A block of data:
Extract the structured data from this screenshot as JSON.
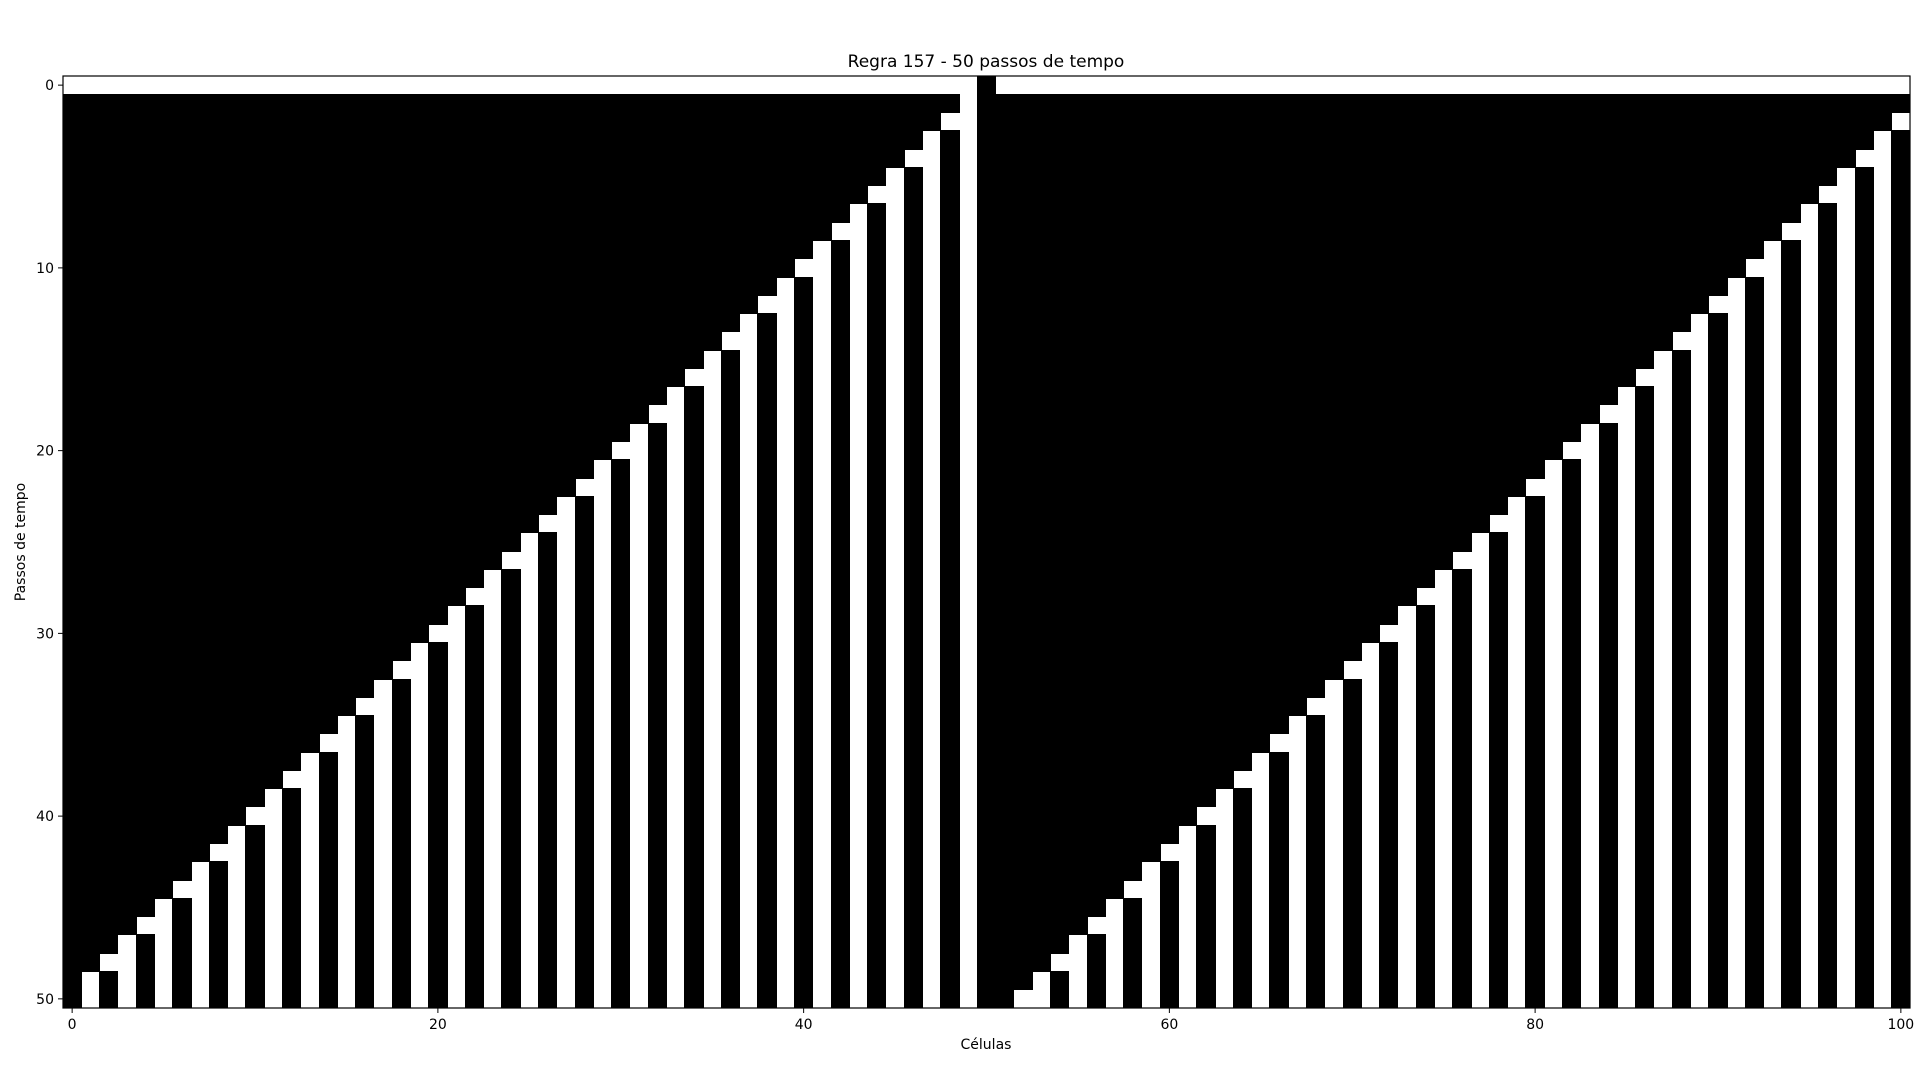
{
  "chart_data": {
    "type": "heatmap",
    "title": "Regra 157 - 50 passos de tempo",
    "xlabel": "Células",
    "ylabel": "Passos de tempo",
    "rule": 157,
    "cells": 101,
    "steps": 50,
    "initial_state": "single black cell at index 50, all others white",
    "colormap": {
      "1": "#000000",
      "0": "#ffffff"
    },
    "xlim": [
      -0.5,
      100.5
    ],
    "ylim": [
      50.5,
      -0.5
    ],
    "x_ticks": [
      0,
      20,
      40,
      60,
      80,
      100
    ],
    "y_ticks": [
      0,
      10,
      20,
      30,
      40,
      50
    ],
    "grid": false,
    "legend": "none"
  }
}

#### [PROMPT]
Your task is to gather all lines from the entries above that hold the word "tempo".

#### [SOLUTION FOR THIS EXERCISE]
    "title": "Regra 157 - 50 passos de tempo",
    "ylabel": "Passos de tempo",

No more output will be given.